■ **Instructions to follow**: Transcribe the records that follow. Keep every word exactly, and drop the pictures.

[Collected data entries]
----------
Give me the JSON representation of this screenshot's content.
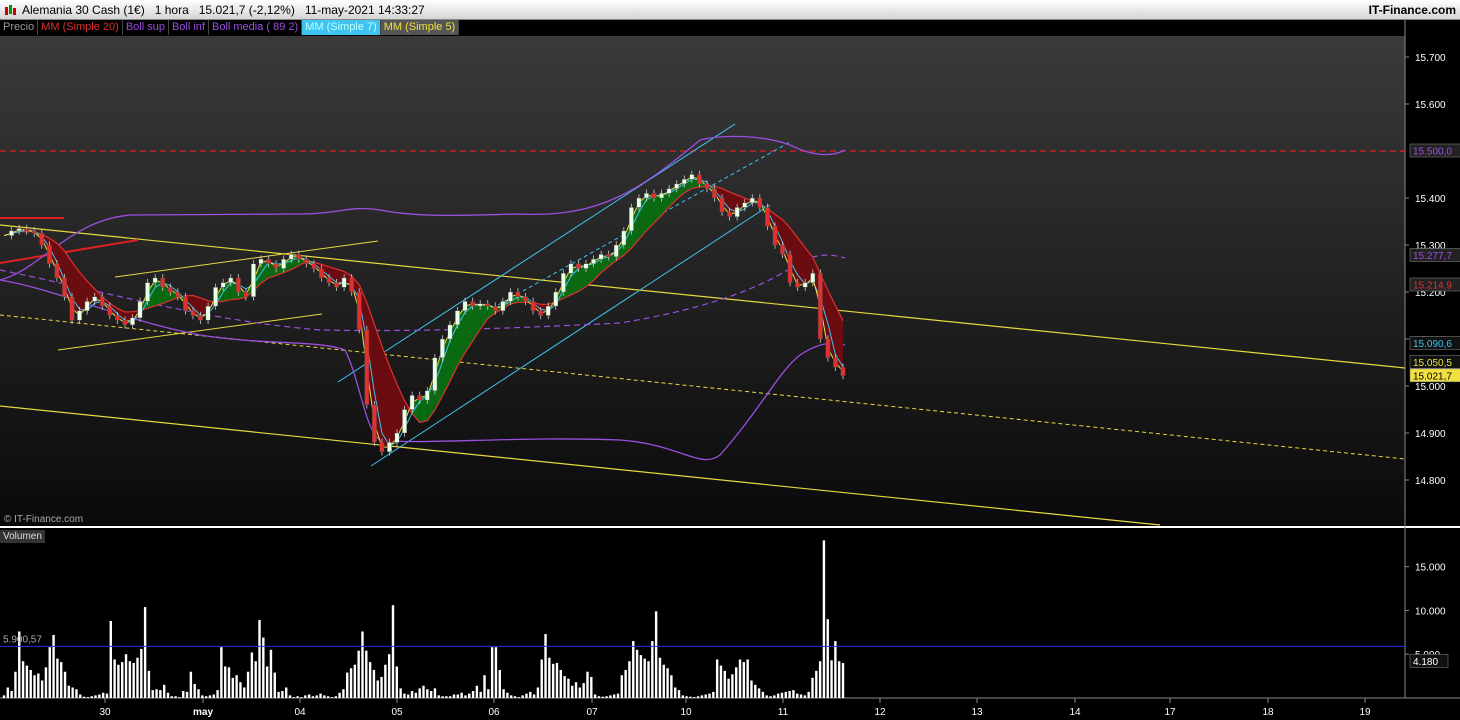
{
  "window": {
    "title": "Alemania 30 Cash (1€)   1 hora   15.021,7 (-2,12%)   11-may-2021 14:33:27",
    "brand": "IT-Finance.com",
    "watermark": "© IT-Finance.com"
  },
  "legend": [
    {
      "label": "Precio",
      "color": "#9a9a9a",
      "bg": "#000000"
    },
    {
      "label": "MM (Simple 20)",
      "color": "#e03030",
      "bg": "#000000"
    },
    {
      "label": "Boll sup",
      "color": "#9a4fe0",
      "bg": "#000000"
    },
    {
      "label": "Boll inf",
      "color": "#9a4fe0",
      "bg": "#000000"
    },
    {
      "label": "Boll media ( 89 2)",
      "color": "#9a4fe0",
      "bg": "#000000"
    },
    {
      "label": "MM (Simple 7)",
      "color": "#3fc3f0",
      "bg": "#3fc3f0"
    },
    {
      "label": "MM (Simple 5)",
      "color": "#f0e040",
      "bg": "#555555"
    }
  ],
  "volume_panel": {
    "label": "Volumen",
    "avg_label": "5.900,57",
    "current_label": "4.180"
  },
  "chart_data": [
    {
      "type": "candlestick",
      "y_ticks": [
        15700,
        15600,
        15500,
        15400,
        15300,
        15200,
        15100,
        15000,
        14900,
        14800
      ],
      "y_tick_labels": [
        "15.700",
        "15.600",
        "15.400",
        "15.300",
        "15.200",
        "15.100",
        "15.000",
        "14.900",
        "14.800"
      ],
      "x_labels": [
        "30",
        "may",
        "04",
        "05",
        "06",
        "07",
        "10",
        "11",
        "12",
        "13",
        "14",
        "17",
        "18",
        "19"
      ],
      "price_tags": [
        {
          "label": "15.500,0",
          "value": 15500,
          "bg": "#222",
          "color": "#9a4fe0"
        },
        {
          "label": "15.277,7",
          "value": 15277.7,
          "bg": "#222",
          "color": "#9a4fe0"
        },
        {
          "label": "15.214,9",
          "value": 15214.9,
          "bg": "#222",
          "color": "#e03030"
        },
        {
          "label": "15.090,6",
          "value": 15090.6,
          "bg": "#111",
          "color": "#3fc3f0"
        },
        {
          "label": "15.050,5",
          "value": 15050.5,
          "bg": "#111",
          "color": "#f0e040"
        },
        {
          "label": "15.021,7",
          "value": 15021.7,
          "bg": "#f0e040",
          "color": "#000"
        }
      ],
      "resistance_line": 15500,
      "close_path": [
        15320,
        15330,
        15335,
        15330,
        15325,
        15300,
        15260,
        15230,
        15190,
        15140,
        15160,
        15180,
        15190,
        15170,
        15150,
        15140,
        15130,
        15145,
        15180,
        15220,
        15230,
        15210,
        15200,
        15190,
        15160,
        15150,
        15140,
        15170,
        15210,
        15220,
        15230,
        15200,
        15190,
        15260,
        15270,
        15260,
        15250,
        15270,
        15280,
        15270,
        15260,
        15250,
        15230,
        15220,
        15210,
        15230,
        15200,
        15120,
        14960,
        14880,
        14860,
        14880,
        14900,
        14950,
        14980,
        14970,
        14990,
        15060,
        15100,
        15130,
        15160,
        15180,
        15170,
        15175,
        15170,
        15160,
        15180,
        15200,
        15190,
        15180,
        15160,
        15150,
        15170,
        15200,
        15240,
        15260,
        15250,
        15260,
        15270,
        15280,
        15275,
        15300,
        15330,
        15380,
        15400,
        15410,
        15400,
        15410,
        15420,
        15430,
        15440,
        15450,
        15430,
        15420,
        15400,
        15370,
        15360,
        15380,
        15390,
        15400,
        15380,
        15340,
        15300,
        15280,
        15220,
        15210,
        15220,
        15240,
        15100,
        15060,
        15040,
        15022
      ]
    },
    {
      "type": "bar",
      "title": "Volumen",
      "y_tick_labels": [
        "15.000",
        "10.000",
        "5.000"
      ],
      "values": [
        300,
        1200,
        800,
        3000,
        7600,
        4200,
        3700,
        3200,
        2600,
        2800,
        2000,
        3500,
        5800,
        7200,
        4500,
        4100,
        3000,
        1400,
        1200,
        1000,
        400,
        150,
        100,
        200,
        300,
        400,
        600,
        500,
        8800,
        4400,
        3800,
        4100,
        5000,
        4200,
        4000,
        4600,
        5600,
        10400,
        3100,
        900,
        1000,
        900,
        1500,
        600,
        200,
        200,
        100,
        800,
        700,
        3000,
        1600,
        1000,
        300,
        200,
        300,
        400,
        900,
        5800,
        3600,
        3500,
        2300,
        2600,
        1800,
        1200,
        3000,
        5200,
        4200,
        8900,
        6900,
        3600,
        5500,
        2900,
        700,
        800,
        1200,
        300,
        100,
        200,
        100,
        300,
        400,
        200,
        300,
        500,
        300,
        200,
        100,
        200,
        600,
        1000,
        2900,
        3400,
        3800,
        5400,
        7600,
        5400,
        4100,
        3200,
        2000,
        2400,
        3800,
        5000,
        10600,
        3600,
        1100,
        500,
        400,
        800,
        600,
        1100,
        1400,
        1000,
        800,
        1100,
        300,
        200,
        200,
        200,
        400,
        400,
        600,
        300,
        500,
        800,
        1400,
        700,
        2600,
        1000,
        5800,
        5800,
        3200,
        1000,
        600,
        300,
        200,
        100,
        300,
        500,
        700,
        400,
        1200,
        4400,
        7300,
        4600,
        3900,
        4000,
        3200,
        2500,
        2200,
        1400,
        1800,
        1200,
        1700,
        3000,
        2400,
        400,
        200,
        150,
        200,
        300,
        400,
        500,
        2600,
        3200,
        4200,
        6500,
        5500,
        4900,
        4500,
        4200,
        6500,
        9900,
        4600,
        3800,
        3400,
        2600,
        1200,
        900,
        300,
        200,
        150,
        100,
        200,
        300,
        400,
        500,
        700,
        4400,
        3700,
        3100,
        2200,
        2700,
        3500,
        4400,
        4100,
        4400,
        2000,
        1500,
        1100,
        700,
        300,
        200,
        300,
        500,
        600,
        700,
        800,
        900,
        500,
        400,
        300,
        700,
        2300,
        3100,
        4200,
        18000,
        9000,
        4300,
        6500,
        4200,
        4000
      ]
    }
  ]
}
----------
■ **Problem solution**:
Give me the JSON representation of this screenshot's content.
{
  "window": {
    "title": "Alemania 30 Cash (1€)   1 hora   15.021,7 (-2,12%)   11-may-2021 14:33:27",
    "brand": "IT-Finance.com",
    "watermark": "© IT-Finance.com"
  },
  "legend": [
    {
      "label": "Precio",
      "color": "#9a9a9a",
      "bg": "#000000"
    },
    {
      "label": "MM (Simple 20)",
      "color": "#e03030",
      "bg": "#000000"
    },
    {
      "label": "Boll sup",
      "color": "#9a4fe0",
      "bg": "#000000"
    },
    {
      "label": "Boll inf",
      "color": "#9a4fe0",
      "bg": "#000000"
    },
    {
      "label": "Boll media ( 89 2)",
      "color": "#9a4fe0",
      "bg": "#000000"
    },
    {
      "label": "MM (Simple 7)",
      "color": "#3fc3f0",
      "bg": "#3fc3f0"
    },
    {
      "label": "MM (Simple 5)",
      "color": "#f0e040",
      "bg": "#555555"
    }
  ],
  "volume_panel": {
    "label": "Volumen",
    "avg_label": "5.900,57",
    "current_label": "4.180"
  },
  "chart_data": [
    {
      "type": "candlestick",
      "y_ticks": [
        15700,
        15600,
        15500,
        15400,
        15300,
        15200,
        15100,
        15000,
        14900,
        14800
      ],
      "y_tick_labels": [
        "15.700",
        "15.600",
        "15.400",
        "15.300",
        "15.200",
        "15.100",
        "15.000",
        "14.900",
        "14.800"
      ],
      "x_labels": [
        "30",
        "may",
        "04",
        "05",
        "06",
        "07",
        "10",
        "11",
        "12",
        "13",
        "14",
        "17",
        "18",
        "19"
      ],
      "price_tags": [
        {
          "label": "15.500,0",
          "value": 15500,
          "bg": "#222",
          "color": "#9a4fe0"
        },
        {
          "label": "15.277,7",
          "value": 15277.7,
          "bg": "#222",
          "color": "#9a4fe0"
        },
        {
          "label": "15.214,9",
          "value": 15214.9,
          "bg": "#222",
          "color": "#e03030"
        },
        {
          "label": "15.090,6",
          "value": 15090.6,
          "bg": "#111",
          "color": "#3fc3f0"
        },
        {
          "label": "15.050,5",
          "value": 15050.5,
          "bg": "#111",
          "color": "#f0e040"
        },
        {
          "label": "15.021,7",
          "value": 15021.7,
          "bg": "#f0e040",
          "color": "#000"
        }
      ],
      "resistance_line": 15500,
      "close_path": [
        15320,
        15330,
        15335,
        15330,
        15325,
        15300,
        15260,
        15230,
        15190,
        15140,
        15160,
        15180,
        15190,
        15170,
        15150,
        15140,
        15130,
        15145,
        15180,
        15220,
        15230,
        15210,
        15200,
        15190,
        15160,
        15150,
        15140,
        15170,
        15210,
        15220,
        15230,
        15200,
        15190,
        15260,
        15270,
        15260,
        15250,
        15270,
        15280,
        15270,
        15260,
        15250,
        15230,
        15220,
        15210,
        15230,
        15200,
        15120,
        14960,
        14880,
        14860,
        14880,
        14900,
        14950,
        14980,
        14970,
        14990,
        15060,
        15100,
        15130,
        15160,
        15180,
        15170,
        15175,
        15170,
        15160,
        15180,
        15200,
        15190,
        15180,
        15160,
        15150,
        15170,
        15200,
        15240,
        15260,
        15250,
        15260,
        15270,
        15280,
        15275,
        15300,
        15330,
        15380,
        15400,
        15410,
        15400,
        15410,
        15420,
        15430,
        15440,
        15450,
        15430,
        15420,
        15400,
        15370,
        15360,
        15380,
        15390,
        15400,
        15380,
        15340,
        15300,
        15280,
        15220,
        15210,
        15220,
        15240,
        15100,
        15060,
        15040,
        15022
      ]
    },
    {
      "type": "bar",
      "title": "Volumen",
      "y_tick_labels": [
        "15.000",
        "10.000",
        "5.000"
      ],
      "values": [
        300,
        1200,
        800,
        3000,
        7600,
        4200,
        3700,
        3200,
        2600,
        2800,
        2000,
        3500,
        5800,
        7200,
        4500,
        4100,
        3000,
        1400,
        1200,
        1000,
        400,
        150,
        100,
        200,
        300,
        400,
        600,
        500,
        8800,
        4400,
        3800,
        4100,
        5000,
        4200,
        4000,
        4600,
        5600,
        10400,
        3100,
        900,
        1000,
        900,
        1500,
        600,
        200,
        200,
        100,
        800,
        700,
        3000,
        1600,
        1000,
        300,
        200,
        300,
        400,
        900,
        5800,
        3600,
        3500,
        2300,
        2600,
        1800,
        1200,
        3000,
        5200,
        4200,
        8900,
        6900,
        3600,
        5500,
        2900,
        700,
        800,
        1200,
        300,
        100,
        200,
        100,
        300,
        400,
        200,
        300,
        500,
        300,
        200,
        100,
        200,
        600,
        1000,
        2900,
        3400,
        3800,
        5400,
        7600,
        5400,
        4100,
        3200,
        2000,
        2400,
        3800,
        5000,
        10600,
        3600,
        1100,
        500,
        400,
        800,
        600,
        1100,
        1400,
        1000,
        800,
        1100,
        300,
        200,
        200,
        200,
        400,
        400,
        600,
        300,
        500,
        800,
        1400,
        700,
        2600,
        1000,
        5800,
        5800,
        3200,
        1000,
        600,
        300,
        200,
        100,
        300,
        500,
        700,
        400,
        1200,
        4400,
        7300,
        4600,
        3900,
        4000,
        3200,
        2500,
        2200,
        1400,
        1800,
        1200,
        1700,
        3000,
        2400,
        400,
        200,
        150,
        200,
        300,
        400,
        500,
        2600,
        3200,
        4200,
        6500,
        5500,
        4900,
        4500,
        4200,
        6500,
        9900,
        4600,
        3800,
        3400,
        2600,
        1200,
        900,
        300,
        200,
        150,
        100,
        200,
        300,
        400,
        500,
        700,
        4400,
        3700,
        3100,
        2200,
        2700,
        3500,
        4400,
        4100,
        4400,
        2000,
        1500,
        1100,
        700,
        300,
        200,
        300,
        500,
        600,
        700,
        800,
        900,
        500,
        400,
        300,
        700,
        2300,
        3100,
        4200,
        18000,
        9000,
        4300,
        6500,
        4200,
        4000
      ]
    }
  ]
}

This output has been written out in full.